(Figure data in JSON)
========
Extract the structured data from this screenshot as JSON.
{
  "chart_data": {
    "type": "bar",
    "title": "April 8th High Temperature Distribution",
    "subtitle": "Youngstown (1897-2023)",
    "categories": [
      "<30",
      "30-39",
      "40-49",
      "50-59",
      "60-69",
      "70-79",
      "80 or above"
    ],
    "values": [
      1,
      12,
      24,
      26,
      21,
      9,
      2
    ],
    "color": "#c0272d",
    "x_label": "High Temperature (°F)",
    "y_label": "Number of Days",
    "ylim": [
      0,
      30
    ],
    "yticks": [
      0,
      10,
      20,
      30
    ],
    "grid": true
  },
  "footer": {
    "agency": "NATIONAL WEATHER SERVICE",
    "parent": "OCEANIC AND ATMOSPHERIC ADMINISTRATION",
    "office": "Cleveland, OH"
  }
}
========
Emit the records above again, exactly, with no line skipped.

**OUTPUT FOR THIS EXERCISE**
Extract the structured data from this screenshot as JSON.
{
  "chart_data": {
    "type": "bar",
    "title": "April 8th High Temperature Distribution",
    "subtitle": "Youngstown (1897-2023)",
    "categories": [
      "<30",
      "30-39",
      "40-49",
      "50-59",
      "60-69",
      "70-79",
      "80 or above"
    ],
    "values": [
      1,
      12,
      24,
      26,
      21,
      9,
      2
    ],
    "color": "#c0272d",
    "x_label": "High Temperature (°F)",
    "y_label": "Number of Days",
    "ylim": [
      0,
      30
    ],
    "yticks": [
      0,
      10,
      20,
      30
    ],
    "grid": true
  },
  "footer": {
    "agency": "NATIONAL WEATHER SERVICE",
    "parent": "OCEANIC AND ATMOSPHERIC ADMINISTRATION",
    "office": "Cleveland, OH"
  }
}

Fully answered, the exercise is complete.